### EXERCISE PROMPT:
Write out each line that follows exactly as it stands, without the pictures.

··· GIVEN RECORDS ···

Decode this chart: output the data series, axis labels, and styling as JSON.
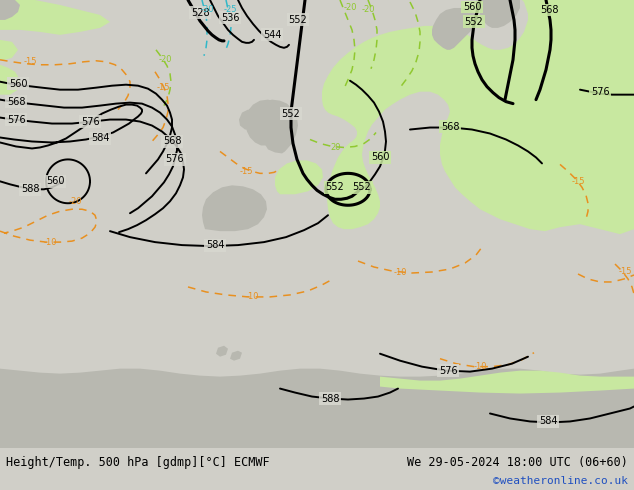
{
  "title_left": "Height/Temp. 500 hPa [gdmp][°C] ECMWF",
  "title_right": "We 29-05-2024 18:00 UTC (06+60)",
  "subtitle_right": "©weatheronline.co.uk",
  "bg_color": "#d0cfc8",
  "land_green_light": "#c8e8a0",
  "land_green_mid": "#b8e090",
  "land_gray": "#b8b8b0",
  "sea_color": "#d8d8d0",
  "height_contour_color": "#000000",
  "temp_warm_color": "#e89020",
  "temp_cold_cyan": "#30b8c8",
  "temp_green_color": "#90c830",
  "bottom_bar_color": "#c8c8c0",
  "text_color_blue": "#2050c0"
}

···

### EXERCISE ANSWER:
Decode this chart: output the data series, axis labels, and styling as JSON.
{
  "title_left": "Height/Temp. 500 hPa [gdmp][°C] ECMWF",
  "title_right": "We 29-05-2024 18:00 UTC (06+60)",
  "subtitle_right": "©weatheronline.co.uk",
  "bg_color": "#d0cfc8",
  "land_green_light": "#c8e8a0",
  "land_green_mid": "#b8e090",
  "land_gray": "#b8b8b0",
  "sea_color": "#d8d8d0",
  "height_contour_color": "#000000",
  "temp_warm_color": "#e89020",
  "temp_cold_cyan": "#30b8c8",
  "temp_green_color": "#90c830",
  "bottom_bar_color": "#c8c8c0",
  "text_color_blue": "#2050c0"
}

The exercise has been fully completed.